→ **Material provided**
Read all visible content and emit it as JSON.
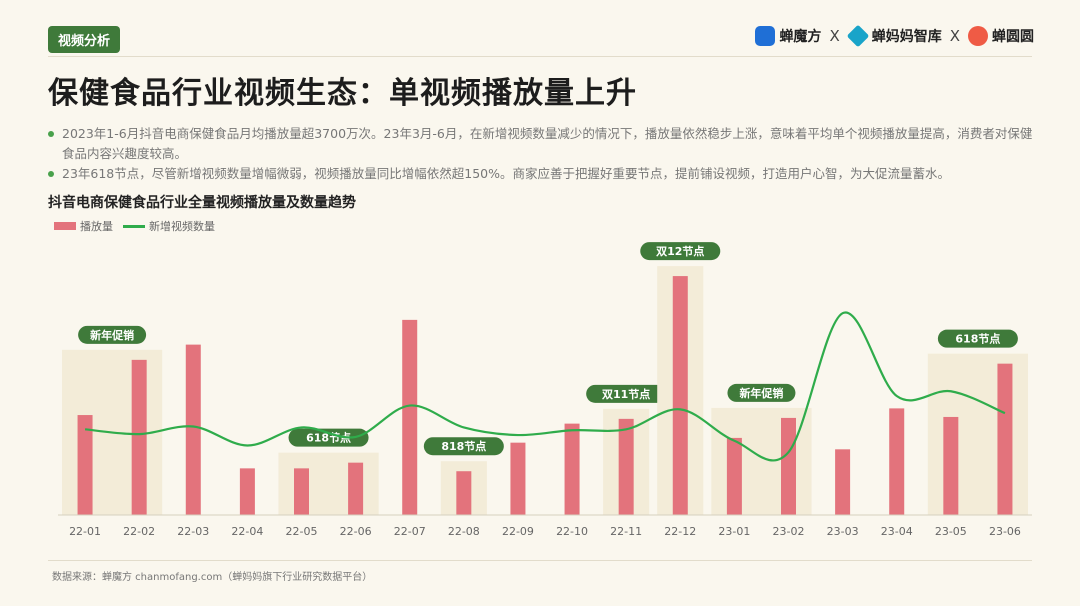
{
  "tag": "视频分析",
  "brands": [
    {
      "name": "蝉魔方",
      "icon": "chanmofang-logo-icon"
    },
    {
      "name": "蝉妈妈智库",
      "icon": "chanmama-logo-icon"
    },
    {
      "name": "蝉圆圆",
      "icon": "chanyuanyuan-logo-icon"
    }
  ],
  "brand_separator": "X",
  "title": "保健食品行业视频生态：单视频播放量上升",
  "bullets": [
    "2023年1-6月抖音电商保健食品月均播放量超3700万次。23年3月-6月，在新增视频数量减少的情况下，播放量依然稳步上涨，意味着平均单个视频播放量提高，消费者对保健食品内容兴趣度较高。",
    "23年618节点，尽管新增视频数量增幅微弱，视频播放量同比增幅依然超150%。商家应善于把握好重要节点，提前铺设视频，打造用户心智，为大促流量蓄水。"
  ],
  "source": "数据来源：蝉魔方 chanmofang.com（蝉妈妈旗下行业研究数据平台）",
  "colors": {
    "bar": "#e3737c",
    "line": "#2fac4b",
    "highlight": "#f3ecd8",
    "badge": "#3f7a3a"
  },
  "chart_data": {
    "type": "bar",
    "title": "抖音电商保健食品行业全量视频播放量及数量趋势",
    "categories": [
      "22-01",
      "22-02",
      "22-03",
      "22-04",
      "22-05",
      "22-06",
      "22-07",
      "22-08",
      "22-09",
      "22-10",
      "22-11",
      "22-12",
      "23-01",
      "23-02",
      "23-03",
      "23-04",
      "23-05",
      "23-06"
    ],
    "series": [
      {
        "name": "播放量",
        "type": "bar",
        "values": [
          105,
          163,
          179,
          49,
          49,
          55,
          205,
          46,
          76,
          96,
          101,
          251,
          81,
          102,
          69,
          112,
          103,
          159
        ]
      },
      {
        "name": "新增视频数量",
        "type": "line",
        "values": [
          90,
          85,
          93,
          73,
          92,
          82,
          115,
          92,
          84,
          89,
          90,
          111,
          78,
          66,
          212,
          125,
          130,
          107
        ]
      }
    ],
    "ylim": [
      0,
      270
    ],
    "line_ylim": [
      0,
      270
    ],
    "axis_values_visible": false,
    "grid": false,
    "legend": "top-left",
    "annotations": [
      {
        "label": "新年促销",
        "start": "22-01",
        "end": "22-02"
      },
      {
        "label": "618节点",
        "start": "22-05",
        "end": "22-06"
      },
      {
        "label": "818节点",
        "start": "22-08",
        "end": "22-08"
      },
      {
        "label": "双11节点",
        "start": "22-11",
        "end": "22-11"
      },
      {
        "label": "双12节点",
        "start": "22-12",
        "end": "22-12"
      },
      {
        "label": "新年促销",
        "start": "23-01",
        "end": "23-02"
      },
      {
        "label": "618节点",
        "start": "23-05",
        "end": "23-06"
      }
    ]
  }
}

→ **Work to complete**
How many of the lines above include the word "chanmofang"? Respond with the number alone.

→ **Complete output**
2